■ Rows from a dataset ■
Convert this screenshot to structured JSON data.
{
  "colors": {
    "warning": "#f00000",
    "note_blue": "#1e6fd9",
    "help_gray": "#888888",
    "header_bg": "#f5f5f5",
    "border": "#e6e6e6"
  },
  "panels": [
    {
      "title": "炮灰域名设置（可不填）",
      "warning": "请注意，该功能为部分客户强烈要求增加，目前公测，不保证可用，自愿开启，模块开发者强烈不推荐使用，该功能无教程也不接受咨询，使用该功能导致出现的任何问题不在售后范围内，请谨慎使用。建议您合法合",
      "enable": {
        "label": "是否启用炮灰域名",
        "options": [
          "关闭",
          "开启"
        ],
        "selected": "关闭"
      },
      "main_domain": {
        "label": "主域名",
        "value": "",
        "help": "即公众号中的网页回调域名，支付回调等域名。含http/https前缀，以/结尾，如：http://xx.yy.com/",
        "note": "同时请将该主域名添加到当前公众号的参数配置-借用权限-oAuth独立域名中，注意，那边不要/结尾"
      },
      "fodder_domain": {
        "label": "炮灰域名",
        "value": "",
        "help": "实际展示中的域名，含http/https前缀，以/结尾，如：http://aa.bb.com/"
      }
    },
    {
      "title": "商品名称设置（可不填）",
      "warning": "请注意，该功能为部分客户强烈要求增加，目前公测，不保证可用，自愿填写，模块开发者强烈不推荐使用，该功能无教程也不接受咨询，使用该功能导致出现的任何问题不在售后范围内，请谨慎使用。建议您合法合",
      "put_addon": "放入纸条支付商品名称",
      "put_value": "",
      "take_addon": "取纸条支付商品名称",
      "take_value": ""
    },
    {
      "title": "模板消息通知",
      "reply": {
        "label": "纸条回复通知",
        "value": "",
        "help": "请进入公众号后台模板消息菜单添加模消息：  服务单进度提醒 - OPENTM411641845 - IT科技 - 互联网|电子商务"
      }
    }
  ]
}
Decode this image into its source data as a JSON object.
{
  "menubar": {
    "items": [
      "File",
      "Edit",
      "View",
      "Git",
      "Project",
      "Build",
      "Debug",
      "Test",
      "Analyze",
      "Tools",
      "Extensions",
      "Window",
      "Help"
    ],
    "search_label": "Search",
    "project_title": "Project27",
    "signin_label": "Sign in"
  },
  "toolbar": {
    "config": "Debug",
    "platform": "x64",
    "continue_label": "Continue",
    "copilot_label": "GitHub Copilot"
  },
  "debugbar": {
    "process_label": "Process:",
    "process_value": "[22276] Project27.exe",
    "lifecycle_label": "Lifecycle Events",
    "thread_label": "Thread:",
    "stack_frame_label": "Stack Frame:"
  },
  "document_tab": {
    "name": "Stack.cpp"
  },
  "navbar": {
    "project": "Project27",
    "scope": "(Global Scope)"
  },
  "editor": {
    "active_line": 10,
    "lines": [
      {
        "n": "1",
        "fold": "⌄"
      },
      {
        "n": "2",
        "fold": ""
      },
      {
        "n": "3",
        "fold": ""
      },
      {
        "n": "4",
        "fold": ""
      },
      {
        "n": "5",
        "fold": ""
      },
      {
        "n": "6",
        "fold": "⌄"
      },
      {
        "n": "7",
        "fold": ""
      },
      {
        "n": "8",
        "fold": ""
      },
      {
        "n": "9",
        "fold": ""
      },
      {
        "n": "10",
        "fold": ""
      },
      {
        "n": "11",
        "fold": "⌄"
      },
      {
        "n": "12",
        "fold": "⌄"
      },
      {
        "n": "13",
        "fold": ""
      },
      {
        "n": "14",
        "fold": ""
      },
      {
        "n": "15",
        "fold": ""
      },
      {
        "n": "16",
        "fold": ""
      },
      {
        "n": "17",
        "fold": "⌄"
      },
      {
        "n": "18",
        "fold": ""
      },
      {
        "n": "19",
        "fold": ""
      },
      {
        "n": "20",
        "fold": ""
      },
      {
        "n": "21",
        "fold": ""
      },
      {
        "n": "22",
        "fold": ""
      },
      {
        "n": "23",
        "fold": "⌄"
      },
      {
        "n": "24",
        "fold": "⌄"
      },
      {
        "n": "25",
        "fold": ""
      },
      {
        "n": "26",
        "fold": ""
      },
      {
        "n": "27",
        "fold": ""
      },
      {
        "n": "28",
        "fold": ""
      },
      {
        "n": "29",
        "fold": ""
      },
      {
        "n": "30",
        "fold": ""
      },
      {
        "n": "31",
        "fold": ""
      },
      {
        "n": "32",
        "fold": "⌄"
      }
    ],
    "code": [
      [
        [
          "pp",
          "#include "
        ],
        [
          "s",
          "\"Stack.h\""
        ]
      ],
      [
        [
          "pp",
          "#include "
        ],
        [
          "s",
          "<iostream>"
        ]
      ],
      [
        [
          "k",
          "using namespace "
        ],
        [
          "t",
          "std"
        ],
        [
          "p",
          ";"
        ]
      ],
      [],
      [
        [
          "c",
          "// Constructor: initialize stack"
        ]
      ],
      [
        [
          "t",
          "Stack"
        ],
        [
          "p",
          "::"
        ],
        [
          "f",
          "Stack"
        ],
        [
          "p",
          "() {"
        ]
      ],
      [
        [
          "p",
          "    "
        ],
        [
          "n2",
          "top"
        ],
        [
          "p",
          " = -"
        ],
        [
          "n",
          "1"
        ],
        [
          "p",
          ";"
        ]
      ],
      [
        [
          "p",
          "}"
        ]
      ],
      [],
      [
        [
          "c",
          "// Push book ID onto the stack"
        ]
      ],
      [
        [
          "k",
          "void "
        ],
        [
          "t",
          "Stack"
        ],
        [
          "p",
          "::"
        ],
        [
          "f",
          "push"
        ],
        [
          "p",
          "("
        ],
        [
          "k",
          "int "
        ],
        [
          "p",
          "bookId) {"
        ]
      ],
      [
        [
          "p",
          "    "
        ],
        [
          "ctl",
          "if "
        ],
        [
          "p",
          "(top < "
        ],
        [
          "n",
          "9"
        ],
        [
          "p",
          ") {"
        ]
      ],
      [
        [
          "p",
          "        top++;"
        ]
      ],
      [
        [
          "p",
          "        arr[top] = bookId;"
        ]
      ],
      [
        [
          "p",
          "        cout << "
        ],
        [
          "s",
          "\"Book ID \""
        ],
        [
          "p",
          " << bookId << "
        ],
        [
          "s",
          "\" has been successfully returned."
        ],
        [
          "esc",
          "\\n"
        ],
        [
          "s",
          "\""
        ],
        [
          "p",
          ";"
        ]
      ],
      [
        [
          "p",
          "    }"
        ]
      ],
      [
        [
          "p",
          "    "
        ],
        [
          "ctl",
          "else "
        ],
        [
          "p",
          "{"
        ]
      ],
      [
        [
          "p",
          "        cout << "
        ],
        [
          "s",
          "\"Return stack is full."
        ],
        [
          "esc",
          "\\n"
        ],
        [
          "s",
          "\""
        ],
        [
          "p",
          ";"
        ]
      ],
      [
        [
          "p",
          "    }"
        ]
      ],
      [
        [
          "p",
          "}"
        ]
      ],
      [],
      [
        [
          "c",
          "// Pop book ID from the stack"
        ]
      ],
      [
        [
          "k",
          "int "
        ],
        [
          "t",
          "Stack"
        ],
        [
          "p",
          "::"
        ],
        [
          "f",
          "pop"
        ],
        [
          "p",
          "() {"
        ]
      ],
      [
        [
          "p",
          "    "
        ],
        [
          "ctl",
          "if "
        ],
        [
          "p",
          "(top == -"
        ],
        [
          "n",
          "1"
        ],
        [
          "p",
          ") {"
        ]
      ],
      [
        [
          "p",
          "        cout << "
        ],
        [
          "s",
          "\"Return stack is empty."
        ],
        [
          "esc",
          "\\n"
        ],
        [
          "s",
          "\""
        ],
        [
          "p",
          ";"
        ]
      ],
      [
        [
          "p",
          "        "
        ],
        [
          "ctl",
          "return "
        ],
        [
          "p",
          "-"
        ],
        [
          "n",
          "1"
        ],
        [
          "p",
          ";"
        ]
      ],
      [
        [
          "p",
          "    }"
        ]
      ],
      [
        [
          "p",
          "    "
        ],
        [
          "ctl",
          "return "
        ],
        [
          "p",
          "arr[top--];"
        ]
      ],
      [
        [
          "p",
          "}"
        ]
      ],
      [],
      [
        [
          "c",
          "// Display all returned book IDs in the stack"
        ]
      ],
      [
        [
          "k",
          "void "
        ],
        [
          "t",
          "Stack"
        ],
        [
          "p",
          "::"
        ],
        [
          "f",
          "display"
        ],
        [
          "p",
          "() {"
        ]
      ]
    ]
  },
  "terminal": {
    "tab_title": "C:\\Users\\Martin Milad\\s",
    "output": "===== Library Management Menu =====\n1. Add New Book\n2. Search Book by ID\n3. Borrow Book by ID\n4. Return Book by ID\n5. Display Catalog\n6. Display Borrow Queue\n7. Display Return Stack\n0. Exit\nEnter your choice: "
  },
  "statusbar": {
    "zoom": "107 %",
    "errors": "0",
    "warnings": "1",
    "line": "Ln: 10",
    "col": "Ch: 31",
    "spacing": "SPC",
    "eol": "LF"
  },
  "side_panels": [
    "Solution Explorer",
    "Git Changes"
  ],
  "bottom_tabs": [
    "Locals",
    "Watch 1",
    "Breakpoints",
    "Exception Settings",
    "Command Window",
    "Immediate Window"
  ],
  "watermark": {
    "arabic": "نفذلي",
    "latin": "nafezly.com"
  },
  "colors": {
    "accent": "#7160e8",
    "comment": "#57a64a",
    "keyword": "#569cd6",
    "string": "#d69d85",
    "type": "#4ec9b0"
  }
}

■ Exercise task ■
Find the lines above that contain the word "请谨慎使用" and collect them.

■ Answer for the task ■
      "warning": "请注意，该功能为部分客户强烈要求增加，目前公测，不保证可用，自愿开启，模块开发者强烈不推荐使用，该功能无教程也不接受咨询，使用该功能导致出现的任何问题不在售后范围内，请谨慎使用。建议您合法合",
      "warning": "请注意，该功能为部分客户强烈要求增加，目前公测，不保证可用，自愿填写，模块开发者强烈不推荐使用，该功能无教程也不接受咨询，使用该功能导致出现的任何问题不在售后范围内，请谨慎使用。建议您合法合",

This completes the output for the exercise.